Andi Lynn Martin asked:
Generators using steam turbines and fossil fuel, coal, oil, nuclear fuel, wind, hydro fuel, solar fuel, and tidal movement.
Generators using steam turbines and fossil fuel, coal, oil, nuclear fuel, wind, hydro fuel, solar fuel, and tidal movement.












They all work the same way. They use a system of turbines, which turn, either by the weight of falling water (hydro power) or through steam generated by burning fossil fuels, to move a conductive wire coil through a magnetic field. That makes electricity. Solar fuel cells work differently and generate electricity from a reaction caused by light falling on them - no moving parts.
Using a turbine, an engine spins a coil around a conductor and it essentially generates static electricity. It comes at the price of using diesel to run the engine though.
Well if you are taking about steam turbines, lets take a hydro power plant at Niagara Falls for example. The force of the water from the falls is used to turn electric turbines which makes electricity.
Nuclear power plants work buy splitting an atom which causes a chain reaction creating extreme heat and pressure, they use the heat and steam again in turbines.
As for fossil fuels, they are burned and again coal is burned and the steam powers turbines.
Solar grids collect light which is converted into energy.

# [Source information]
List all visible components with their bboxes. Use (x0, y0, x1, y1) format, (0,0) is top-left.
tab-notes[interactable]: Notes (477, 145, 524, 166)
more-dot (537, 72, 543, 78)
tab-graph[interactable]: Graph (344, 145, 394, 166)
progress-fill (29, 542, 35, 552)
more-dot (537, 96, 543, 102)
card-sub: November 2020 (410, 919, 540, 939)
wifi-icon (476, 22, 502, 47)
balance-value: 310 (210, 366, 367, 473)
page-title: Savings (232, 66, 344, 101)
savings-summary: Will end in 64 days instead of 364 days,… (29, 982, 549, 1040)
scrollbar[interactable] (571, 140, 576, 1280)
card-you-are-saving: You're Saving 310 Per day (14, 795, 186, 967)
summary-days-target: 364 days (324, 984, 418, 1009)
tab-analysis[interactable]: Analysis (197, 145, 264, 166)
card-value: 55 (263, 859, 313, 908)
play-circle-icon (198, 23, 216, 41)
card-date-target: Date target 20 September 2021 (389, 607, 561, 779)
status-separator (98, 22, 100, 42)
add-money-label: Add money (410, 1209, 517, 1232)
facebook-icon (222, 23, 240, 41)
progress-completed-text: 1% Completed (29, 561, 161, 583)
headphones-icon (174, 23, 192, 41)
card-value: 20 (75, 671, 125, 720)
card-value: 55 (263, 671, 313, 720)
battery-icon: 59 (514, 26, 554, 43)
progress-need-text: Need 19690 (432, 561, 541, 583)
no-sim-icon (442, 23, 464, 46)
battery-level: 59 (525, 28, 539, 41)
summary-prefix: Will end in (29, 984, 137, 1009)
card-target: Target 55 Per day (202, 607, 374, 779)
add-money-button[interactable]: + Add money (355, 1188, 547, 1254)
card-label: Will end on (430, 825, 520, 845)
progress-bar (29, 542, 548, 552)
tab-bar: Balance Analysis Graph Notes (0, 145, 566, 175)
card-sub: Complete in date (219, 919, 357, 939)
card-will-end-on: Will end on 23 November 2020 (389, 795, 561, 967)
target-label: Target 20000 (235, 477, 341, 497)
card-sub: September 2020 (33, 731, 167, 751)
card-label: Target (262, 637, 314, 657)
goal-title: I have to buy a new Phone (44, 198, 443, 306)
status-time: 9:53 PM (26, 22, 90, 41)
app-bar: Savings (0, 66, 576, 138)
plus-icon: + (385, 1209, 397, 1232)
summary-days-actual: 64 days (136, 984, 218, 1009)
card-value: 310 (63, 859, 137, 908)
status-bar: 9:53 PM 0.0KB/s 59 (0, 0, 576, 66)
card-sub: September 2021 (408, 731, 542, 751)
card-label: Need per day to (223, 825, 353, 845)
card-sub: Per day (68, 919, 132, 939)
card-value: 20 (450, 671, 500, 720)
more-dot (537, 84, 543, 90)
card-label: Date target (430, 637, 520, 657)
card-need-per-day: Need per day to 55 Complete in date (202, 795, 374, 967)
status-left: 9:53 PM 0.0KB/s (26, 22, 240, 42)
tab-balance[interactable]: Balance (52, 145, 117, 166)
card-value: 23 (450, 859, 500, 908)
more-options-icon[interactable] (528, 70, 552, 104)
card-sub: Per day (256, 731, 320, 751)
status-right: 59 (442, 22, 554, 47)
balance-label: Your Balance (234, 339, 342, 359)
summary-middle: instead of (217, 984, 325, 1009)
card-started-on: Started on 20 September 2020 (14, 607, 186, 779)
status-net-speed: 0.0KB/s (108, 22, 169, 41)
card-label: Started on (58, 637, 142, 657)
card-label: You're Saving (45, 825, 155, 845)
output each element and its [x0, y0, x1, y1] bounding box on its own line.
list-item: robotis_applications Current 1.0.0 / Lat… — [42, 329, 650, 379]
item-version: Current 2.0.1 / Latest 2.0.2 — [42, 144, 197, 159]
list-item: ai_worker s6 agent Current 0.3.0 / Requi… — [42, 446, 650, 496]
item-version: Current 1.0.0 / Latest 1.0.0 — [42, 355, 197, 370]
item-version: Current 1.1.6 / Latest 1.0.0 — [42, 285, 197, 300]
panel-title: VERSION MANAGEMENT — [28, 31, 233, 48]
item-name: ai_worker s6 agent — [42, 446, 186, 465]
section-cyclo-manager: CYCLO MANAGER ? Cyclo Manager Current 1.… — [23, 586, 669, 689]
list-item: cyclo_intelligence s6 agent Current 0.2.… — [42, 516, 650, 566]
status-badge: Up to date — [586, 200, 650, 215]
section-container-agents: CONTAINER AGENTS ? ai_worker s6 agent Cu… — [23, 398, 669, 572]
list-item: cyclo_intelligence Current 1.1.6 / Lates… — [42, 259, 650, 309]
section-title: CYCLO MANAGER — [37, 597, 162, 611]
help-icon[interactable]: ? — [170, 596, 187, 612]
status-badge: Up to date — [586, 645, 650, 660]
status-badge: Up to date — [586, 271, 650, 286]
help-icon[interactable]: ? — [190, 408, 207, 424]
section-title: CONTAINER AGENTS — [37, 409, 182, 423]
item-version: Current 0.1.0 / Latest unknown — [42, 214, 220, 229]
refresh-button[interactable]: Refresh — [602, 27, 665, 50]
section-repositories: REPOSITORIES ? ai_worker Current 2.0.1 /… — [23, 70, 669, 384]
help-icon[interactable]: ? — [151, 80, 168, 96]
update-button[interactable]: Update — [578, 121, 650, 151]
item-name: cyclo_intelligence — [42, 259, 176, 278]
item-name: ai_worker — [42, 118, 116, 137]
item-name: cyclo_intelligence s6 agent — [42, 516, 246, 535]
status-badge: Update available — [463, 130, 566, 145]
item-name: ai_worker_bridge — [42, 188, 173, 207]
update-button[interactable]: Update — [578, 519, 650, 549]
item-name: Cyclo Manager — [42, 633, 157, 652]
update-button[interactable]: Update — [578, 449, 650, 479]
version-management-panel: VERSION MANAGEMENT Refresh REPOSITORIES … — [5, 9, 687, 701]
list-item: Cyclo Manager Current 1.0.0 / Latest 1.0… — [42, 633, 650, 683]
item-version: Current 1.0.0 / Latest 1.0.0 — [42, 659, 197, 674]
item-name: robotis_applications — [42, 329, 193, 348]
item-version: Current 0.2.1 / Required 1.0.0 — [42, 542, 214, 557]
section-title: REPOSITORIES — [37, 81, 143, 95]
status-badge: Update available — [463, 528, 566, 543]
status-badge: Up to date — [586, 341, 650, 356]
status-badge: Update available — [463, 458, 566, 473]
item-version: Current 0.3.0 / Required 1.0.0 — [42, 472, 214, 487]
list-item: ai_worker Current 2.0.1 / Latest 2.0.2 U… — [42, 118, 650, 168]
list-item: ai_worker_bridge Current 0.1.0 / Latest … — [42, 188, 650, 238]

# [List of tasks]
a) According to the text on generating electricity, how do solar fuel cells produce electricity?
b) Transcribe the text on generating electricity from "Nuclear power plants" up to and including "steam powers turbines.".
c) Pick up the text on generating electricity from where it stops and continue it.
The entries have nothing to do with the text on generating electricity.

# [Task answers]
a) They generate electricity from a reaction caused by light falling on them, with no moving parts.

b)
Nuclear power plants work buy splitting an atom which causes a chain reaction creating extreme heat and pressure, they use the heat and steam again in turbines.
As for fossil fuels, they are burned and again coal is burned and the steam powers turbines.

c)
They convert kinetic energy into electrical energy. The principle that makes this work is faraday’s law of induction which states that a changing magnetic field through a loop (of wire for instance) will cause current through that conductor. That is why generators have loops of wire and magnets. A changing magnetic field can be created by moving the magnets or moving the wires or both at the same time. The mechanical motion (kinetic energy) could by provided by water flowing (dams), or steam flow (nuclear reactions, coal, and oil are the fuel to heat the water to create the steam), or wind flow (windmills). Solar power however does not come from a so called generator because the mechanism by which they work is not faraday’s law of induction. Solar cells are usually semiconductors with the properties of producing electricity when it is exposed to light.
An interesting (and low cost) demo of this can be done with a small electric motor out of a toy (or can buy at Radio Shack) and a small 1.2 volt flashlite bulb.
Attach the bulb to the wires on the motor. Put a fan/propeller cut from cardboard (or my favorite was the prop from a balsa rubber band airplane) on the motor shaft. Blow on the propeller. The bulb will light. In power stations they substitute steam, water, wind, burning gases for your breath, but it’s doing the same thing!